** Start **
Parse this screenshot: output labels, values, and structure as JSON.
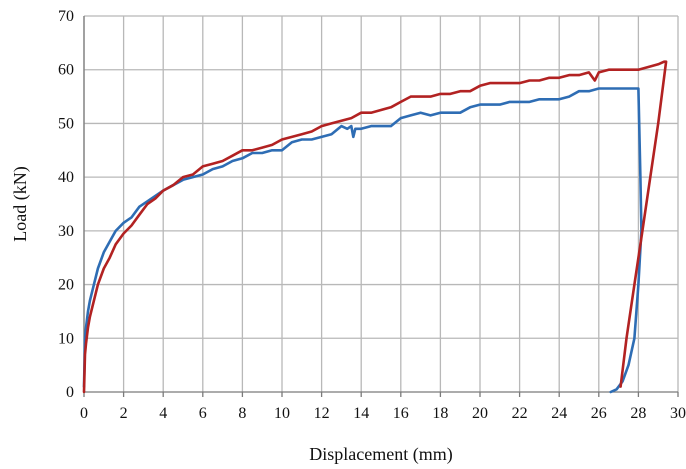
{
  "chart_data": {
    "type": "line",
    "title": "",
    "xlabel": "Displacement (mm)",
    "ylabel": "Load (kN)",
    "xlim": [
      0,
      30
    ],
    "ylim": [
      0,
      70
    ],
    "x_ticks": [
      "0",
      "2",
      "4",
      "6",
      "8",
      "10",
      "12",
      "14",
      "16",
      "18",
      "20",
      "22",
      "24",
      "26",
      "28",
      "30"
    ],
    "y_ticks": [
      "0",
      "10",
      "20",
      "30",
      "40",
      "50",
      "60",
      "70"
    ],
    "grid": true,
    "legend": "none",
    "series": [
      {
        "color": "#2e6db4",
        "x": [
          0,
          0.05,
          0.1,
          0.2,
          0.3,
          0.5,
          0.7,
          1.0,
          1.3,
          1.6,
          2.0,
          2.4,
          2.8,
          3.2,
          3.6,
          4.0,
          4.5,
          5.0,
          5.5,
          6.0,
          6.5,
          7.0,
          7.5,
          8.0,
          8.5,
          9.0,
          9.5,
          10.0,
          10.5,
          11.0,
          11.5,
          12.0,
          12.5,
          13.0,
          13.3,
          13.5,
          13.6,
          13.7,
          14.0,
          14.5,
          15.0,
          15.5,
          16.0,
          16.5,
          17.0,
          17.5,
          18.0,
          18.5,
          19.0,
          19.5,
          20.0,
          20.5,
          21.0,
          21.5,
          22.0,
          22.5,
          23.0,
          23.5,
          24.0,
          24.5,
          25.0,
          25.3,
          25.5,
          26.0,
          26.5,
          27.0,
          27.5,
          28.0,
          28.1,
          28.15,
          28.0,
          27.8,
          27.5,
          27.2,
          26.9,
          26.6
        ],
        "y": [
          1,
          10,
          12,
          15,
          17,
          20,
          23,
          26,
          28,
          30,
          31.5,
          32.5,
          34.5,
          35.5,
          36.5,
          37.5,
          38.5,
          39.5,
          40,
          40.5,
          41.5,
          42,
          43,
          43.5,
          44.5,
          44.5,
          45,
          45,
          46.5,
          47,
          47,
          47.5,
          48,
          49.5,
          49,
          49.5,
          47.5,
          49,
          49,
          49.5,
          49.5,
          49.5,
          51,
          51.5,
          52,
          51.5,
          52,
          52,
          52,
          53,
          53.5,
          53.5,
          53.5,
          54,
          54,
          54,
          54.5,
          54.5,
          54.5,
          55,
          56,
          56,
          56,
          56.5,
          56.5,
          56.5,
          56.5,
          56.5,
          40,
          30,
          20,
          10,
          5,
          2,
          0.5,
          0
        ]
      },
      {
        "color": "#b22222",
        "x": [
          0,
          0.05,
          0.1,
          0.2,
          0.3,
          0.5,
          0.7,
          1.0,
          1.3,
          1.6,
          2.0,
          2.4,
          2.8,
          3.2,
          3.6,
          4.0,
          4.5,
          5.0,
          5.5,
          6.0,
          6.5,
          7.0,
          7.5,
          8.0,
          8.5,
          9.0,
          9.5,
          10.0,
          10.5,
          11.0,
          11.5,
          12.0,
          12.5,
          13.0,
          13.5,
          14.0,
          14.5,
          15.0,
          15.5,
          16.0,
          16.5,
          17.0,
          17.5,
          18.0,
          18.5,
          19.0,
          19.5,
          20.0,
          20.5,
          21.0,
          21.5,
          22.0,
          22.5,
          23.0,
          23.5,
          24.0,
          24.5,
          25.0,
          25.5,
          25.8,
          26.0,
          26.5,
          27.0,
          27.5,
          28.0,
          28.5,
          29.0,
          29.3,
          29.4,
          29.0,
          28.6,
          28.2,
          27.8,
          27.4,
          27.1
        ],
        "y": [
          0,
          7,
          9,
          12,
          14,
          17,
          20,
          23,
          25,
          27.5,
          29.5,
          31,
          33,
          35,
          36,
          37.5,
          38.5,
          40,
          40.5,
          42,
          42.5,
          43,
          44,
          45,
          45,
          45.5,
          46,
          47,
          47.5,
          48,
          48.5,
          49.5,
          50,
          50.5,
          51,
          52,
          52,
          52.5,
          53,
          54,
          55,
          55,
          55,
          55.5,
          55.5,
          56,
          56,
          57,
          57.5,
          57.5,
          57.5,
          57.5,
          58,
          58,
          58.5,
          58.5,
          59,
          59,
          59.5,
          58,
          59.5,
          60,
          60,
          60,
          60,
          60.5,
          61,
          61.5,
          61.5,
          50,
          40,
          30,
          20,
          10,
          1
        ]
      }
    ]
  }
}
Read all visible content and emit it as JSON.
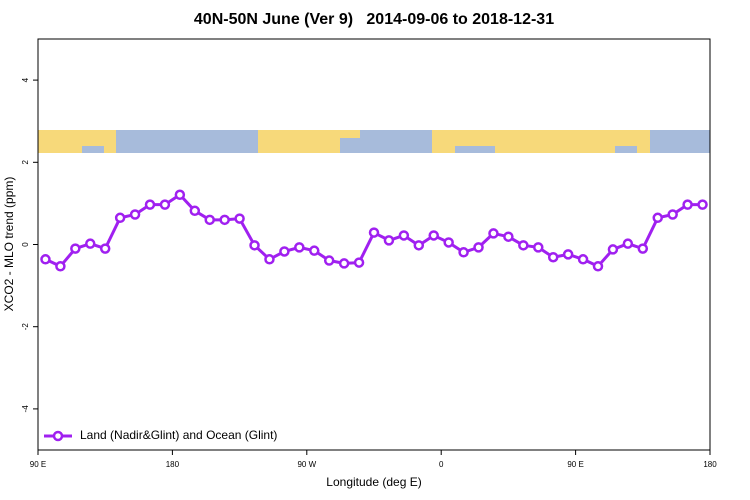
{
  "chart_data": {
    "type": "line",
    "title": "40N-50N June (Ver 9)   2014-09-06 to 2018-12-31",
    "x_label": "Longitude (deg E)",
    "y_label": "XCO2 - MLO trend (ppm)",
    "x": [
      95,
      105,
      115,
      125,
      135,
      145,
      155,
      165,
      175,
      185,
      195,
      205,
      215,
      225,
      235,
      245,
      255,
      265,
      275,
      285,
      295,
      305,
      315,
      325,
      335,
      345,
      355,
      365,
      375,
      385,
      395,
      405,
      415,
      425,
      435,
      445,
      455,
      465,
      475,
      485,
      495,
      505,
      515,
      525,
      535
    ],
    "series": [
      {
        "name": "Land (Nadir&Glint) and Ocean (Glint)",
        "color": "#a020f0",
        "values": [
          -0.36,
          -0.53,
          -0.1,
          0.02,
          -0.1,
          0.65,
          0.73,
          0.97,
          0.97,
          1.21,
          0.82,
          0.6,
          0.6,
          0.63,
          -0.02,
          -0.36,
          -0.17,
          -0.07,
          -0.15,
          -0.39,
          -0.46,
          -0.44,
          0.29,
          0.1,
          0.22,
          -0.02,
          0.22,
          0.05,
          -0.19,
          -0.07,
          0.27,
          0.19,
          -0.02,
          -0.07,
          -0.31,
          -0.24,
          -0.36,
          -0.53,
          -0.12,
          0.02,
          -0.1,
          0.65,
          0.73,
          0.97,
          0.97
        ]
      }
    ],
    "xlim": [
      90,
      540
    ],
    "xticks": [
      {
        "value": 90,
        "label": "90 E"
      },
      180,
      {
        "value": 270,
        "label": "90 W"
      },
      {
        "value": 360,
        "label": "0"
      },
      {
        "value": 450,
        "label": "90 E"
      },
      {
        "value": 540,
        "label": "180"
      }
    ],
    "ylim": [
      -5,
      5
    ],
    "yticks": [
      -4,
      -2,
      0,
      2,
      4
    ],
    "legend": "bottom-left"
  }
}
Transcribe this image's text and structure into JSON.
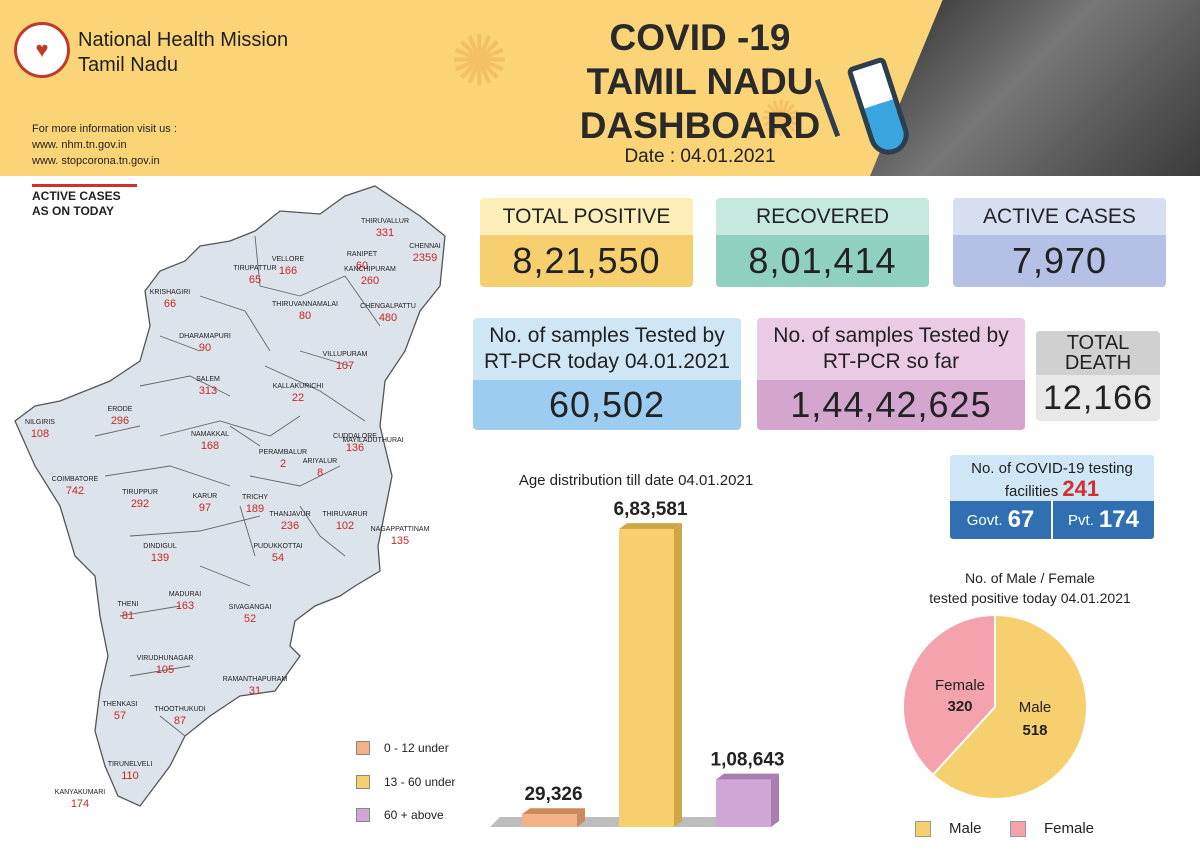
{
  "header": {
    "org_line1": "National Health Mission",
    "org_line2": "Tamil Nadu",
    "info_label": "For more information visit us :",
    "link1": "www. nhm.tn.gov.in",
    "link2": "www. stopcorona.tn.gov.in",
    "title_line1": "COVID -19",
    "title_line2": "TAMIL NADU",
    "title_line3": "DASHBOARD",
    "date": "Date : 04.01.2021"
  },
  "map": {
    "title_line1": "ACTIVE CASES",
    "title_line2": "AS ON TODAY",
    "districts": [
      {
        "name": "THIRUVALLUR",
        "value": "331"
      },
      {
        "name": "CHENNAI",
        "value": "2359"
      },
      {
        "name": "RANIPET",
        "value": "60"
      },
      {
        "name": "VELLORE",
        "value": "166"
      },
      {
        "name": "KANCHIPURAM",
        "value": "260"
      },
      {
        "name": "CHENGALPATTU",
        "value": "480"
      },
      {
        "name": "TIRUPATTUR",
        "value": "65"
      },
      {
        "name": "KRISHAGIRI",
        "value": "66"
      },
      {
        "name": "THIRUVANNAMALAI",
        "value": "80"
      },
      {
        "name": "DHARAMAPURI",
        "value": "90"
      },
      {
        "name": "VILLUPURAM",
        "value": "107"
      },
      {
        "name": "SALEM",
        "value": "313"
      },
      {
        "name": "KALLAKURICHI",
        "value": "22"
      },
      {
        "name": "ERODE",
        "value": "296"
      },
      {
        "name": "NILGIRIS",
        "value": "108"
      },
      {
        "name": "NAMAKKAL",
        "value": "168"
      },
      {
        "name": "CUDDALORE",
        "value": "136"
      },
      {
        "name": "PERAMBALUR",
        "value": "2"
      },
      {
        "name": "ARIYALUR",
        "value": "8"
      },
      {
        "name": "MAYILADUTHURAI",
        "value": ""
      },
      {
        "name": "COIMBATORE",
        "value": "742"
      },
      {
        "name": "TIRUPPUR",
        "value": "292"
      },
      {
        "name": "KARUR",
        "value": "97"
      },
      {
        "name": "TRICHY",
        "value": "189"
      },
      {
        "name": "THANJAVUR",
        "value": "236"
      },
      {
        "name": "THIRUVARUR",
        "value": "102"
      },
      {
        "name": "NAGAPPATTINAM",
        "value": "135"
      },
      {
        "name": "DINDIGUL",
        "value": "139"
      },
      {
        "name": "PUDUKKOTTAI",
        "value": "54"
      },
      {
        "name": "THENI",
        "value": "81"
      },
      {
        "name": "MADURAI",
        "value": "163"
      },
      {
        "name": "SIVAGANGAI",
        "value": "52"
      },
      {
        "name": "VIRUDHUNAGAR",
        "value": "105"
      },
      {
        "name": "RAMANTHAPURAM",
        "value": "31"
      },
      {
        "name": "THENKASI",
        "value": "57"
      },
      {
        "name": "THOOTHUKUDI",
        "value": "87"
      },
      {
        "name": "TIRUNELVELI",
        "value": "110"
      },
      {
        "name": "KANYAKUMARI",
        "value": "174"
      }
    ]
  },
  "stats": {
    "total_positive": {
      "label": "TOTAL POSITIVE",
      "value": "8,21,550"
    },
    "recovered": {
      "label": "RECOVERED",
      "value": "8,01,414"
    },
    "active": {
      "label": "ACTIVE CASES",
      "value": "7,970"
    },
    "tested_today": {
      "label_line1": "No. of samples Tested by",
      "label_line2": "RT-PCR today 04.01.2021",
      "value": "60,502"
    },
    "tested_so_far": {
      "label_line1": "No. of samples Tested by",
      "label_line2": "RT-PCR so far",
      "value": "1,44,42,625"
    },
    "total_death": {
      "label_line1": "TOTAL",
      "label_line2": "DEATH",
      "value": "12,166"
    }
  },
  "facilities": {
    "label_line1": "No. of COVID-19 testing",
    "label_line2": "facilities",
    "total": "241",
    "govt_label": "Govt.",
    "govt_value": "67",
    "pvt_label": "Pvt.",
    "pvt_value": "174"
  },
  "gender": {
    "title_line1": "No. of Male  / Female",
    "title_line2": "tested positive today 04.01.2021",
    "male_label": "Male",
    "male_value": "518",
    "female_label": "Female",
    "female_value": "320",
    "legend_male": "Male",
    "legend_female": "Female"
  },
  "chart_data": [
    {
      "type": "bar",
      "title": "Age distribution till date 04.01.2021",
      "categories": [
        "0 - 12 under",
        "13 - 60 under",
        "60 + above"
      ],
      "values": [
        29326,
        683581,
        108643
      ],
      "labels": [
        "29,326",
        "6,83,581",
        "1,08,643"
      ],
      "colors": [
        "#f4b183",
        "#f6cf6f",
        "#cfa6d6"
      ],
      "ylim": [
        0,
        700000
      ]
    },
    {
      "type": "pie",
      "title": "No. of Male / Female tested positive today 04.01.2021",
      "categories": [
        "Male",
        "Female"
      ],
      "values": [
        518,
        320
      ],
      "colors": [
        "#f6cf6f",
        "#f4a3ad"
      ]
    }
  ]
}
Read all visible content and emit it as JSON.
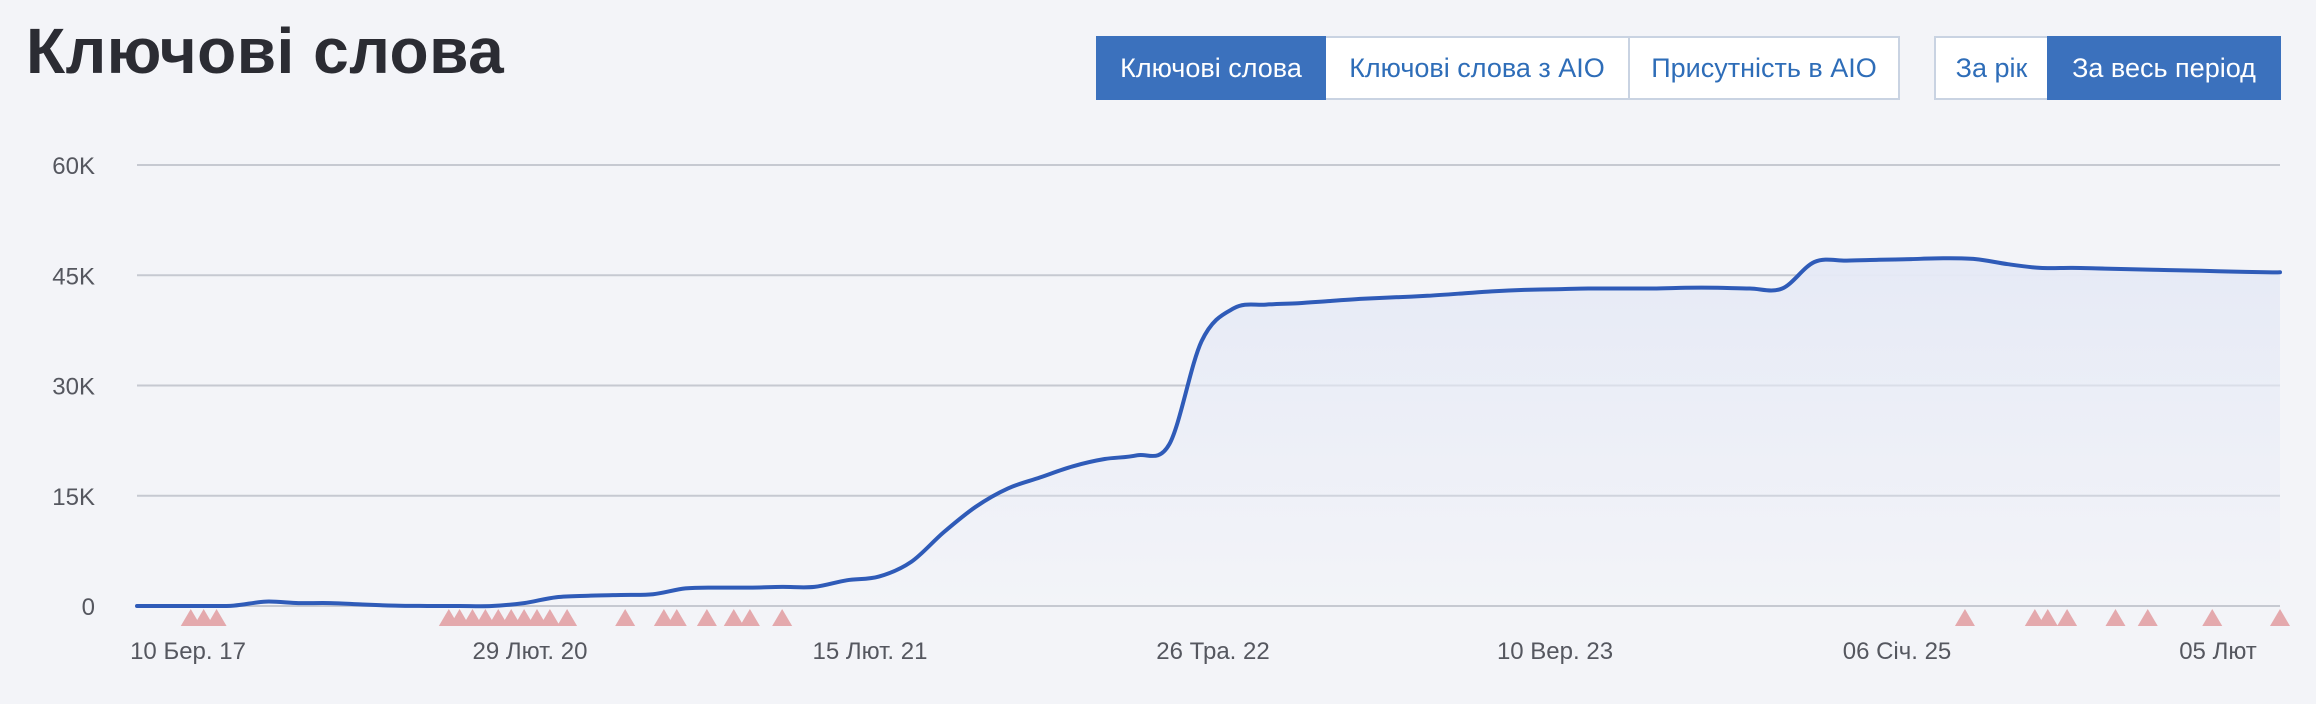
{
  "header": {
    "title": "Ключові слова"
  },
  "metric_buttons": [
    {
      "label": "Ключові слова",
      "active": true
    },
    {
      "label": "Ключові слова з AIO",
      "active": false
    },
    {
      "label": "Присутність в AIO",
      "active": false
    }
  ],
  "period_buttons": [
    {
      "label": "За рік",
      "active": false
    },
    {
      "label": "За весь період",
      "active": true
    }
  ],
  "colors": {
    "line": "#2f5bb8",
    "area": "#e6eaf6",
    "marker": "#e4a9ad",
    "grid": "#c6c9d1",
    "button_active": "#3b71bd"
  },
  "chart_data": {
    "type": "line",
    "title": "",
    "xlabel": "",
    "ylabel": "",
    "x_tick_labels": [
      "10 Бер. 17",
      "29 Лют. 20",
      "15 Лют. 21",
      "26 Тра. 22",
      "10 Вер. 23",
      "06 Січ. 25",
      "05 Лют"
    ],
    "y_tick_labels": [
      "0",
      "15K",
      "30K",
      "45K",
      "60K"
    ],
    "y_ticks": [
      0,
      15000,
      30000,
      45000,
      60000
    ],
    "ylim": [
      0,
      60000
    ],
    "grid": true,
    "area_fill": true,
    "series": [
      {
        "x": [
          0,
          3,
          6,
          9,
          12,
          15,
          18,
          21,
          24,
          27,
          30,
          33,
          36,
          39,
          42,
          45,
          48,
          51,
          54,
          57,
          60,
          63,
          66,
          69,
          72,
          75,
          78,
          81,
          84,
          87,
          90,
          93,
          96,
          99,
          102,
          105,
          108,
          111,
          114,
          117,
          120,
          123,
          126,
          129,
          132,
          135,
          138,
          141,
          144,
          147,
          150,
          153,
          156,
          159,
          162,
          165,
          168,
          171,
          174,
          177,
          180,
          183,
          186,
          189,
          192,
          195,
          198,
          199.3
        ],
        "y": [
          0,
          0,
          0,
          50,
          600,
          400,
          400,
          200,
          50,
          0,
          0,
          0,
          400,
          1200,
          1400,
          1500,
          1600,
          2400,
          2500,
          2500,
          2600,
          2600,
          3500,
          4000,
          6000,
          10000,
          13500,
          16000,
          17500,
          19000,
          20000,
          20500,
          22000,
          36000,
          40500,
          41000,
          41200,
          41500,
          41800,
          42000,
          42200,
          42500,
          42800,
          43000,
          43100,
          43200,
          43200,
          43200,
          43300,
          43300,
          43200,
          43200,
          46800,
          47000,
          47100,
          47200,
          47300,
          47200,
          46500,
          46000,
          46000,
          45900,
          45800,
          45700,
          45600,
          45500,
          45400,
          45400
        ]
      }
    ],
    "markers_x": [
      5,
      6.2,
      7.4,
      29,
      30,
      31.2,
      32.4,
      33.6,
      34.8,
      36,
      37.2,
      38.4,
      40,
      45.4,
      49,
      50.2,
      53,
      55.5,
      57,
      60,
      170,
      176.5,
      177.7,
      179.5,
      184,
      187,
      193,
      199.3
    ]
  }
}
** End **
> [TO BE DONE]
Of all the lines in the material above, how many contain the word "date"? Give only the count.

> [COMPLETE ANSWER]
2